# RECORDS FOR THIS EXERCISE:
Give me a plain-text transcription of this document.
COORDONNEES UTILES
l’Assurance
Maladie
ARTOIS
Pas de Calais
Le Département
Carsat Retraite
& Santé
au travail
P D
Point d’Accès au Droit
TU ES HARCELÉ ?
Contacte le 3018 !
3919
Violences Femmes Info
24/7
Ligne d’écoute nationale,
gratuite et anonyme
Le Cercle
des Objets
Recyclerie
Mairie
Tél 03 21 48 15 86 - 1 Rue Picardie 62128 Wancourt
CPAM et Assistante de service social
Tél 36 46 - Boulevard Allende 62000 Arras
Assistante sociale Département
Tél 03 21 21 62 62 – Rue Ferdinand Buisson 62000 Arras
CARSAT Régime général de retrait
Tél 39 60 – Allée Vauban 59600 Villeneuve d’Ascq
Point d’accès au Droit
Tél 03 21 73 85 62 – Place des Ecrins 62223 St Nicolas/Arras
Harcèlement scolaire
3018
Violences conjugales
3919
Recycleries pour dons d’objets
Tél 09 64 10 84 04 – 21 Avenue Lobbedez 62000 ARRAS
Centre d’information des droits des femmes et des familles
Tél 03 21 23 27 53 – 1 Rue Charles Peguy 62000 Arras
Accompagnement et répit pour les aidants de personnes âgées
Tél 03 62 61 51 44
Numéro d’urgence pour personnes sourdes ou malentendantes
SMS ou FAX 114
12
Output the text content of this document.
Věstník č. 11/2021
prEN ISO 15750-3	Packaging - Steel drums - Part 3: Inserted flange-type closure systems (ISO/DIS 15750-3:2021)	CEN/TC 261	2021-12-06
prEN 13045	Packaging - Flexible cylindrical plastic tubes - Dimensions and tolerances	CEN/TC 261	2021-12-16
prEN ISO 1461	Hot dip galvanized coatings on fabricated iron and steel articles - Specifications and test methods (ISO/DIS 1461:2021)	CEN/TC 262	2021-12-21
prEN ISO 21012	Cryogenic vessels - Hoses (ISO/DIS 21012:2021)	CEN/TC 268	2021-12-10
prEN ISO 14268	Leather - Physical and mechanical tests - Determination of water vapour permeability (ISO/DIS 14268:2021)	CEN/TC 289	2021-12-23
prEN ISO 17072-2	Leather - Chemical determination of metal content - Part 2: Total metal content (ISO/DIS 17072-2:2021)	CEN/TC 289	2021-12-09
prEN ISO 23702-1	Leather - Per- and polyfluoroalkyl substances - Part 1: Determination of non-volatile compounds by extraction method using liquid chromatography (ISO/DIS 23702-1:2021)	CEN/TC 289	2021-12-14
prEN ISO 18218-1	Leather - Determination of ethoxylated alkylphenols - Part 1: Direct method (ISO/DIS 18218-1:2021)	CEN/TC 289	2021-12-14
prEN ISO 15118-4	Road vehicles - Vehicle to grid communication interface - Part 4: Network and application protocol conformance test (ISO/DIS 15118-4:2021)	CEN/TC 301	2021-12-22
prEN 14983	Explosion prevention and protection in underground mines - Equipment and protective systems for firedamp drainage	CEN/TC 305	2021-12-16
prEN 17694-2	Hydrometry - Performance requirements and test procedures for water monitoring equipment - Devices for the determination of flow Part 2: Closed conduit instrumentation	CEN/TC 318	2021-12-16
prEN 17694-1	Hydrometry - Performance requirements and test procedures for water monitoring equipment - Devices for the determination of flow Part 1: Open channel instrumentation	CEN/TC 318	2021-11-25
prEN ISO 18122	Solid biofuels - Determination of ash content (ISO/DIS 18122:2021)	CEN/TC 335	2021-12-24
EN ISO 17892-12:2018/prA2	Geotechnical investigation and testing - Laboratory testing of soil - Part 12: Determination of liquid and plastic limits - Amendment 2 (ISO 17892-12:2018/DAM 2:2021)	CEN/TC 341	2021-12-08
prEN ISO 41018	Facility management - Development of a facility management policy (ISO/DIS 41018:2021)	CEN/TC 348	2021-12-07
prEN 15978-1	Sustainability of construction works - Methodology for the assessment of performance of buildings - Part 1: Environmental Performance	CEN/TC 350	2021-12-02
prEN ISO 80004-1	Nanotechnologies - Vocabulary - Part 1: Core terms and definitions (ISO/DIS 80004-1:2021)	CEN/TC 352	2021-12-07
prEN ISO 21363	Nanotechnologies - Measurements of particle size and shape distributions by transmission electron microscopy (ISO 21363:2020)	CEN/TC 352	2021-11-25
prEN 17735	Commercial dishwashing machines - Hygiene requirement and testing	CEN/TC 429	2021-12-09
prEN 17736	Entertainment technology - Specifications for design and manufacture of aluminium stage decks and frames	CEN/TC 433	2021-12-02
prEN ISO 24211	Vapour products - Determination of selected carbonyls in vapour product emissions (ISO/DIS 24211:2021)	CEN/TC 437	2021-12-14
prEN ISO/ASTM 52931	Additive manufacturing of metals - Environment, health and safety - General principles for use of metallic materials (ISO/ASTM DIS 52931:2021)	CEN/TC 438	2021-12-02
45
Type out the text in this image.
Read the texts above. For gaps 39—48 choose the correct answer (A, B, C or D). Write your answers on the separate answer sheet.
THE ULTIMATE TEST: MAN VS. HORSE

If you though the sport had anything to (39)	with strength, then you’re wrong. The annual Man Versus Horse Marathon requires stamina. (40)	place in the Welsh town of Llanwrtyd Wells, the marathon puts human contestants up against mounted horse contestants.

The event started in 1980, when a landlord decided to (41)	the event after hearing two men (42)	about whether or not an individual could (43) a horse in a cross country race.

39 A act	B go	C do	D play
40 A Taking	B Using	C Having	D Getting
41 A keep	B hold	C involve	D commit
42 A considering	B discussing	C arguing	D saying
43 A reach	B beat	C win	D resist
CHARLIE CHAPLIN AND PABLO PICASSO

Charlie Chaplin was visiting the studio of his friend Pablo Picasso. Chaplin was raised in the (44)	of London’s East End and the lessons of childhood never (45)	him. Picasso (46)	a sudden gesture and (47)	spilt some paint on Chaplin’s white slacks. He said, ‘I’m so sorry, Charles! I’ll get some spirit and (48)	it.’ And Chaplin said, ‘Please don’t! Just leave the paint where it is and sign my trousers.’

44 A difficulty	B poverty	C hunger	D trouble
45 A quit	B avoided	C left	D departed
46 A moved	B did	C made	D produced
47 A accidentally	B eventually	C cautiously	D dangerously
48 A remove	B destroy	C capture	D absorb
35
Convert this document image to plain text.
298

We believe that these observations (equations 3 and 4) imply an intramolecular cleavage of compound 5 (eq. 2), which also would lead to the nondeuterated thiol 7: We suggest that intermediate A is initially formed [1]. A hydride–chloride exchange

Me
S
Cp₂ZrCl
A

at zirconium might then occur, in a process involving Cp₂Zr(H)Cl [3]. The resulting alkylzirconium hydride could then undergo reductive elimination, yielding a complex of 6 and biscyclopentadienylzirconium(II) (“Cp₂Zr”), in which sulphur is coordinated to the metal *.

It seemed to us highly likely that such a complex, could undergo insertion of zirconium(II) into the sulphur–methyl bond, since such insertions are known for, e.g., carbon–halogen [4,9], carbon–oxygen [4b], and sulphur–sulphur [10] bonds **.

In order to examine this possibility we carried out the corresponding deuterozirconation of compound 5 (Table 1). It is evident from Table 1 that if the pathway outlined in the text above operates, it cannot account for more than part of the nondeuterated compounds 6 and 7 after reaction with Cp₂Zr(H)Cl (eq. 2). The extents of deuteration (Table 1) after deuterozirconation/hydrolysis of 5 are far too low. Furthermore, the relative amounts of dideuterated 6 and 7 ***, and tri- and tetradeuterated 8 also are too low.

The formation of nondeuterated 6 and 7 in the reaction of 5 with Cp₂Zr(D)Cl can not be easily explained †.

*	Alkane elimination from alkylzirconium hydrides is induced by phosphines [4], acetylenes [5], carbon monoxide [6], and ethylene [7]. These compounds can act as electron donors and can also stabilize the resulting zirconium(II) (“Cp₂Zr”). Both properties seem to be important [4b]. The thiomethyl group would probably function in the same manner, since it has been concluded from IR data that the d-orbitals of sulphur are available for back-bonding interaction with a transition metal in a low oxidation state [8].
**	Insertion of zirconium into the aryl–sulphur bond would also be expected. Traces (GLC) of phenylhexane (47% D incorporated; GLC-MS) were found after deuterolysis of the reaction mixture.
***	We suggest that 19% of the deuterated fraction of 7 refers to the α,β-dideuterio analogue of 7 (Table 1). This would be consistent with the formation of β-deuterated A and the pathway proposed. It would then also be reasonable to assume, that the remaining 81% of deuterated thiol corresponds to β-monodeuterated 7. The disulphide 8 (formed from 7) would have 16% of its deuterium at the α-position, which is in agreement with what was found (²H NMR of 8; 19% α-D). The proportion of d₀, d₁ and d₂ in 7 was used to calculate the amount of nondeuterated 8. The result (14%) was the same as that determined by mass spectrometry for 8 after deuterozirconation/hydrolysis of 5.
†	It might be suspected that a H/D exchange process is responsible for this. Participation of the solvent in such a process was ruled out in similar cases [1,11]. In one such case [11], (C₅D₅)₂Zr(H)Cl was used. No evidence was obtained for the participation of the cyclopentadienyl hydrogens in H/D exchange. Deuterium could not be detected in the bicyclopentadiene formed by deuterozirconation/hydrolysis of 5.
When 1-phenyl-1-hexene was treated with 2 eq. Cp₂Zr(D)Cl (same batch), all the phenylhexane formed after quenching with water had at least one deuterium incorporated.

# WHAT YOU HAVE TO DO:
Pick out the lines above that hold the string "into" and show them.

# THE ANSWER:
It seemed to us highly likely that such a complex, could undergo insertion of zirconium(II) into the sulphur–methyl bond, since such insertions are known for, e.g., carbon–halogen [4,9], carbon–oxygen [4b], and sulphur–sulphur [10] bonds **.
**	Insertion of zirconium into the aryl–sulphur bond would also be expected. Traces (GLC) of phenylhexane (47% D incorporated; GLC-MS) were found after deuterolysis of the reaction mixture.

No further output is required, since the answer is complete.